Each line below should be retyped exactly, with no pictures.
** Start of DATASET RECORDS **
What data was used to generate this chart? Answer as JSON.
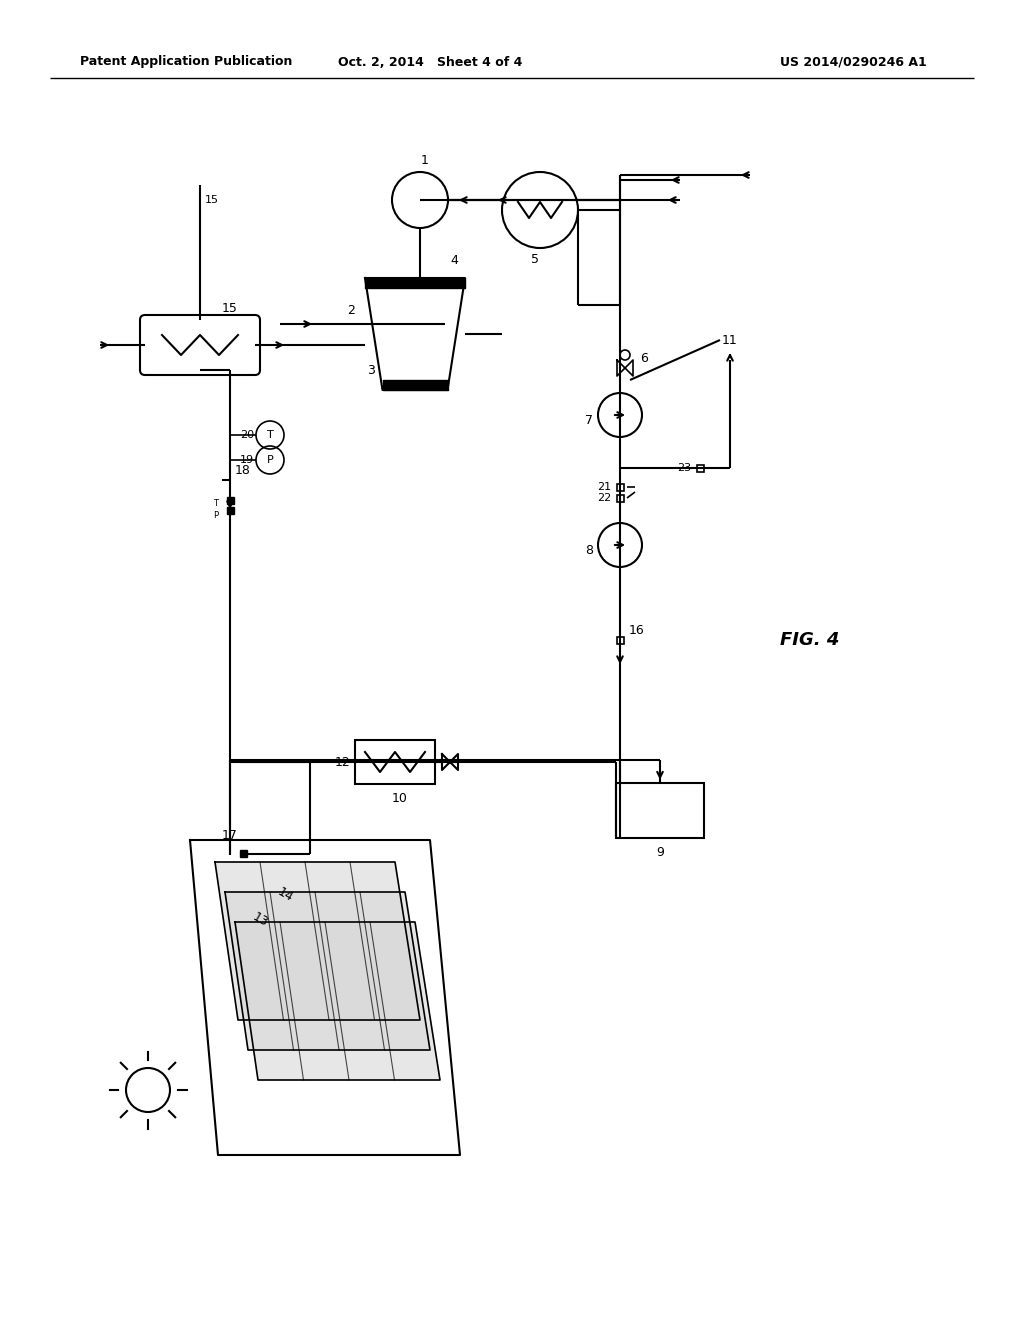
{
  "title_left": "Patent Application Publication",
  "title_center": "Oct. 2, 2014   Sheet 4 of 4",
  "title_right": "US 2014/0290246 A1",
  "fig_label": "FIG. 4",
  "background": "#ffffff",
  "line_color": "#000000",
  "fig_width": 10.24,
  "fig_height": 13.2
}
** End of DATASET RECORDS **
■ **SOLUTION TO THE PROBLEM**
What data was used to generate this chart? Answer as JSON.
{
  "title_left": "Patent Application Publication",
  "title_center": "Oct. 2, 2014   Sheet 4 of 4",
  "title_right": "US 2014/0290246 A1",
  "fig_label": "FIG. 4",
  "background": "#ffffff",
  "line_color": "#000000",
  "fig_width": 10.24,
  "fig_height": 13.2
}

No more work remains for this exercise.